— SHORT PROBLEM —
Where a line below holds the string "سعيد", copy that line.

— begin RECORDS FOR THE TASK —

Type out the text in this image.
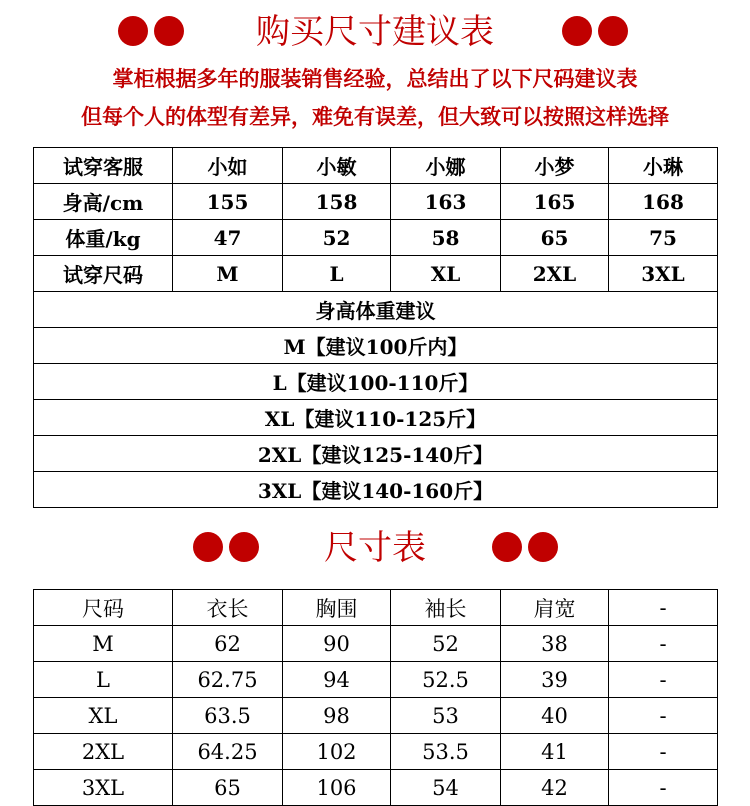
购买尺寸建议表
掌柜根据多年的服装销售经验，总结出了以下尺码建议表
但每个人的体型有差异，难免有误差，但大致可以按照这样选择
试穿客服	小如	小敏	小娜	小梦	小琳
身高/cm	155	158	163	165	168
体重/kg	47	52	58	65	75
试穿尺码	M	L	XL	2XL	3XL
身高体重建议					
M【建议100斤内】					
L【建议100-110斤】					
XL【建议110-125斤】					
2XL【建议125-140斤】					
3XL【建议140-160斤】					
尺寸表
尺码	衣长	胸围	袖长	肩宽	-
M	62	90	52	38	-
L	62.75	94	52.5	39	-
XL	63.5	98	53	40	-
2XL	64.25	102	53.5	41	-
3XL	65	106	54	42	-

— end RECORDS FOR THE TASK —
— begin RECORDS FOR THE TASK —

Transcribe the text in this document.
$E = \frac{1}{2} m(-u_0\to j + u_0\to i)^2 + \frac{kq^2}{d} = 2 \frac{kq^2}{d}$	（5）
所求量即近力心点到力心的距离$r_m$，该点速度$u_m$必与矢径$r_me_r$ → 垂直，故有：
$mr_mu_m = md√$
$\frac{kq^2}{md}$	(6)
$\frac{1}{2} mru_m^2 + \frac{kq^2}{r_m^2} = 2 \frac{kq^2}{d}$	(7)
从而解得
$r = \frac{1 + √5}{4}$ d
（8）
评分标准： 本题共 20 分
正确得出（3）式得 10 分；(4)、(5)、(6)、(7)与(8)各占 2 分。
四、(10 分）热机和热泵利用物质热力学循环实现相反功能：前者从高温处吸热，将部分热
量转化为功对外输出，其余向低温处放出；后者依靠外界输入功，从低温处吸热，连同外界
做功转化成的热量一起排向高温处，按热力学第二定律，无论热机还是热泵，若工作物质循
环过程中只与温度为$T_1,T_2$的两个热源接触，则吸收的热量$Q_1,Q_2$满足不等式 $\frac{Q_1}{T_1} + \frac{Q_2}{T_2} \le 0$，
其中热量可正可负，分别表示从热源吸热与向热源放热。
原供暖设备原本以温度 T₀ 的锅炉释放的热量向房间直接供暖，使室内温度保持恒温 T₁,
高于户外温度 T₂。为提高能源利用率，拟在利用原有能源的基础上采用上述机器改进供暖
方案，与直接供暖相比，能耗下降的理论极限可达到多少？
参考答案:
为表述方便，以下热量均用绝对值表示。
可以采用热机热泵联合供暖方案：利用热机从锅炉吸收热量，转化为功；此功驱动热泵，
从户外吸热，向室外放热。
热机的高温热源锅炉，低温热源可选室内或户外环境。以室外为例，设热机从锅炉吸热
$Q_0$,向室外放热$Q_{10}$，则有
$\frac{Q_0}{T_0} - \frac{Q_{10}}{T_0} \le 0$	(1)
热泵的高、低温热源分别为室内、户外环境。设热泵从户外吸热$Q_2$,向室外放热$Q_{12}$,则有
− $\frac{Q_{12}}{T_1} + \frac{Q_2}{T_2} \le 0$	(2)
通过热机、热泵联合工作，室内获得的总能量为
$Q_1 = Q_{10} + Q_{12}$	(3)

— end RECORDS FOR THE TASK —
— begin RECORDS FOR THE TASK —

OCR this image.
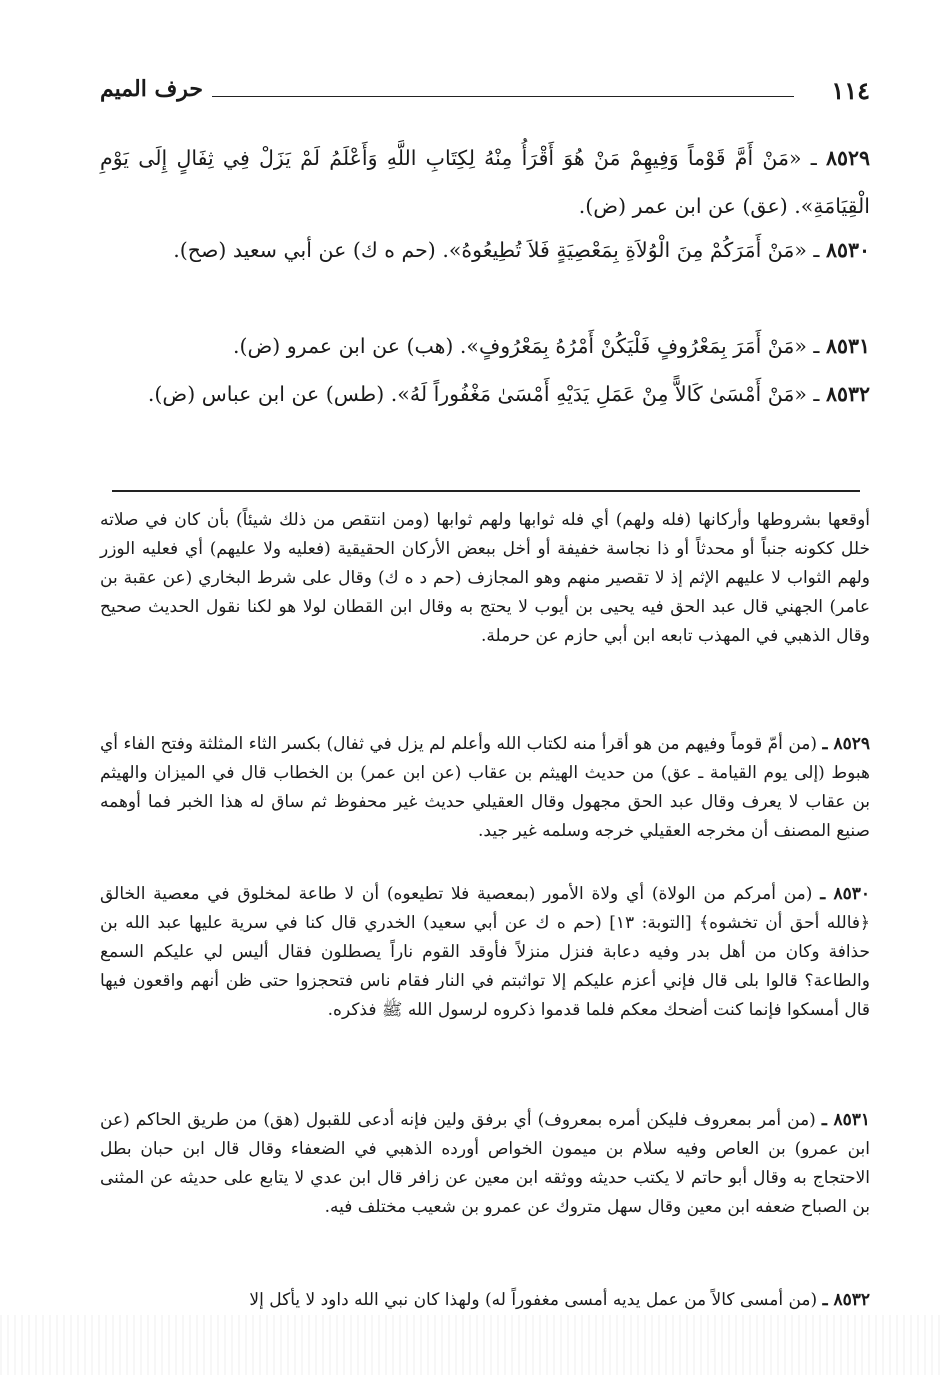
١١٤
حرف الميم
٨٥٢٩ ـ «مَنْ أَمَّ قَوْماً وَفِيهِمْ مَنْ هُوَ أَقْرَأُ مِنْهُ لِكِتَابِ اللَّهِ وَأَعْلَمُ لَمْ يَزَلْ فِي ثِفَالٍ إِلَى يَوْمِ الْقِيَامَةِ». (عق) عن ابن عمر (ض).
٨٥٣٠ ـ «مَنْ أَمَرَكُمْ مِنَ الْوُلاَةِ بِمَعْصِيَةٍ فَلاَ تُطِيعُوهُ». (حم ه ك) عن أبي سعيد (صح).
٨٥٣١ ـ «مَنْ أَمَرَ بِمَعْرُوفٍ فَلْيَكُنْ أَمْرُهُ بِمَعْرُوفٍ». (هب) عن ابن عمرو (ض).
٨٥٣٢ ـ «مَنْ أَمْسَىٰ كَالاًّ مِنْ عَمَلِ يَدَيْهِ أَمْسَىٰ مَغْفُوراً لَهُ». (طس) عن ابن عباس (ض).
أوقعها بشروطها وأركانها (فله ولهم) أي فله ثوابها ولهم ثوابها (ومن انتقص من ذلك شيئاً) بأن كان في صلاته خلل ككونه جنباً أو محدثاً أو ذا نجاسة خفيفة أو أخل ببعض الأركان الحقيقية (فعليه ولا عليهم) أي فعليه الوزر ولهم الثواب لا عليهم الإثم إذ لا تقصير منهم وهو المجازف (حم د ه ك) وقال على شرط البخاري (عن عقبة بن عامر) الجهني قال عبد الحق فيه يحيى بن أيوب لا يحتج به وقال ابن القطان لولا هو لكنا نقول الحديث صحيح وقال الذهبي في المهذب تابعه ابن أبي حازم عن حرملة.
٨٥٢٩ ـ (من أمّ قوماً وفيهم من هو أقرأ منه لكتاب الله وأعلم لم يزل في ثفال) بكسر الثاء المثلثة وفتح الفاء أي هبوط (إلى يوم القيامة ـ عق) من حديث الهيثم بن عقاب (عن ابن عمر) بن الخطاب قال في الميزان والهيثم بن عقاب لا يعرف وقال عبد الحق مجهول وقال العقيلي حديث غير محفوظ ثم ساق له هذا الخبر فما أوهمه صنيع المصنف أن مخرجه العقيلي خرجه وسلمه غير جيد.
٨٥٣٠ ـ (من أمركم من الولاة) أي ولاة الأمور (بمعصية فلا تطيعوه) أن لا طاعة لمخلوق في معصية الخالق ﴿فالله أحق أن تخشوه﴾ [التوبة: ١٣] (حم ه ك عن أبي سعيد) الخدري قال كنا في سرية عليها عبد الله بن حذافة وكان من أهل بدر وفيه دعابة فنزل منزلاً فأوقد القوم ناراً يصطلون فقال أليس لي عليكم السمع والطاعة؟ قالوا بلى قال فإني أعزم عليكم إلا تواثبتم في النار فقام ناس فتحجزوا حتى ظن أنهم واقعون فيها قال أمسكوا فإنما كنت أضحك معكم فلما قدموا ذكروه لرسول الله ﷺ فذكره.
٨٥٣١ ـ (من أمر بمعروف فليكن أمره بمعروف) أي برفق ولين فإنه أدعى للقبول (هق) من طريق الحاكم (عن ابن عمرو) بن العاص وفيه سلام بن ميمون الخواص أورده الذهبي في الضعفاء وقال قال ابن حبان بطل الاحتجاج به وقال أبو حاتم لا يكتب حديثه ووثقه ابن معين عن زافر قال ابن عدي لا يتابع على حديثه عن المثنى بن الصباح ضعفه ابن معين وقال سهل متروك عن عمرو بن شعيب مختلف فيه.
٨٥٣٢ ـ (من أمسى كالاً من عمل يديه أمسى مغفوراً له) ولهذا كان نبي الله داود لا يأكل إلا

— end RECORDS FOR THE TASK —

— WRITTEN RESPONSE —
٨٥٣٠ ـ «مَنْ أَمَرَكُمْ مِنَ الْوُلاَةِ بِمَعْصِيَةٍ فَلاَ تُطِيعُوهُ». (حم ه ك) عن أبي سعيد (صح).
٨٥٣٠ ـ (من أمركم من الولاة) أي ولاة الأمور (بمعصية فلا تطيعوه) أن لا طاعة لمخلوق في معصية الخالق ﴿فالله أحق أن تخشوه﴾ [التوبة: ١٣] (حم ه ك عن أبي سعيد) الخدري قال كنا في سرية عليها عبد الله بن حذافة وكان من أهل بدر وفيه دعابة فنزل منزلاً فأوقد القوم ناراً يصطلون فقال أليس لي عليكم السمع والطاعة؟ قالوا بلى قال فإني أعزم عليكم إلا تواثبتم في النار فقام ناس فتحجزوا حتى ظن أنهم واقعون فيها قال أمسكوا فإنما كنت أضحك معكم فلما قدموا ذكروه لرسول الله ﷺ فذكره.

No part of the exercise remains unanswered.